(SUPPLIED PASSAGE)
For me, Mayuri,  being in my room never meant much. It was just a place to sleep. However, since the pandemic started these walls didn’t just mean shelter. These walls transformed into becoming the only world I was exposed to. The comforter on my bed, the brown desk in my room, the lamp that substituted sunlight – these became my companions with whom I lived with.

Everyday became the opposite of what I had before. My days were no longer filled with chatter of my classmates and the bustle of school but filled with the silence of my room. 

Fast forward to the next slope in our pandemic rollercoaster: the first day of school. We were all hopeful that we would have our first day of school in person, but imagine our surprise when we had to do schooling via Zoom, a new and unexplored territory for all of us. 

Classrooms became Zoom links. Rather than fishbowl discussions, we had awkward silence in breakout rooms. New friends were no longer the norm, the new normal was striving to keep existing friendships alive.
(End SUPPLIED PASSAGE)
## AIM OF THE TASK
In the passage about pandemic life, which objects in the room does Mayuri call companions? List each one. The records that come next are drawn from a separate source and are unrelated to the passage.
(SUPPLIED INFORMATION)
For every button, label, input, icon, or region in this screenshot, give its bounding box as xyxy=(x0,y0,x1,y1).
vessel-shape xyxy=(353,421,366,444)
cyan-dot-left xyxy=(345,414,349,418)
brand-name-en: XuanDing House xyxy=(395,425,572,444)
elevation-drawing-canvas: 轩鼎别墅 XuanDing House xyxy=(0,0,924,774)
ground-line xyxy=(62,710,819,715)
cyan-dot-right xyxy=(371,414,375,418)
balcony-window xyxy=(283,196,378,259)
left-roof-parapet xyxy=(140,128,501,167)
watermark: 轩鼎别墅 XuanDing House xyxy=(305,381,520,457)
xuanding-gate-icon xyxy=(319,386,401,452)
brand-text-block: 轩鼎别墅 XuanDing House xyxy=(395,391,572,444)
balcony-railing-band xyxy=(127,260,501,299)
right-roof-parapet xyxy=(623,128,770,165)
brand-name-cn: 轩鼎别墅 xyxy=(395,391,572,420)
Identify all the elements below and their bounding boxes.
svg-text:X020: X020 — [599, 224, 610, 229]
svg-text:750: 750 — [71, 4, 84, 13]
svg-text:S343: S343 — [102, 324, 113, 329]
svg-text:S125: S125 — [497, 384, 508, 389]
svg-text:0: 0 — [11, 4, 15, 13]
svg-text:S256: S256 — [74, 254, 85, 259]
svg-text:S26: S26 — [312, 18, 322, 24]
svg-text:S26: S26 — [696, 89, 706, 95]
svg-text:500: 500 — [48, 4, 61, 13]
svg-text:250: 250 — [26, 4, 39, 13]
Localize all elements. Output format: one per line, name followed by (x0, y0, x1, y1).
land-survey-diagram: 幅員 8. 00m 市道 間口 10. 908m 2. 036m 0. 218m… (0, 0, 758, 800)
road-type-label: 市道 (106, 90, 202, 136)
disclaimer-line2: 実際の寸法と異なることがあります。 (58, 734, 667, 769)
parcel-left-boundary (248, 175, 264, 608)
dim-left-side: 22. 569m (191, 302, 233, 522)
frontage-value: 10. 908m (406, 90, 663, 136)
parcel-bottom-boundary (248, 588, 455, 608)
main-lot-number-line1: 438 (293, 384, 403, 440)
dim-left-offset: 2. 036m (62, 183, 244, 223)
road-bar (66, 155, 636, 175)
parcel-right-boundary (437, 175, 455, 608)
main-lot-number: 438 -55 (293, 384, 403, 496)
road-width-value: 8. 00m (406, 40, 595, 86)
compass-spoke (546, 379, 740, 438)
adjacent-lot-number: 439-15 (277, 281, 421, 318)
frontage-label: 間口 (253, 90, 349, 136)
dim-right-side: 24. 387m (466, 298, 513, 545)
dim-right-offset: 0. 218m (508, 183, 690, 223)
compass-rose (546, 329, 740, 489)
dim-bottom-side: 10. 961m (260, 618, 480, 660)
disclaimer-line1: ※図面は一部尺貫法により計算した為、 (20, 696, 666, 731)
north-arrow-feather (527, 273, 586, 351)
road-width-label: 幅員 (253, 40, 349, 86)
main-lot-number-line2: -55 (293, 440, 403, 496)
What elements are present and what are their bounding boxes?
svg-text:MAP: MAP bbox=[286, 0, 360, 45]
(End SUPPLIED INFORMATION)
## TASK OUTPUT
- The comforter on the bed
- The brown desk
- The lamp that substituted sunlight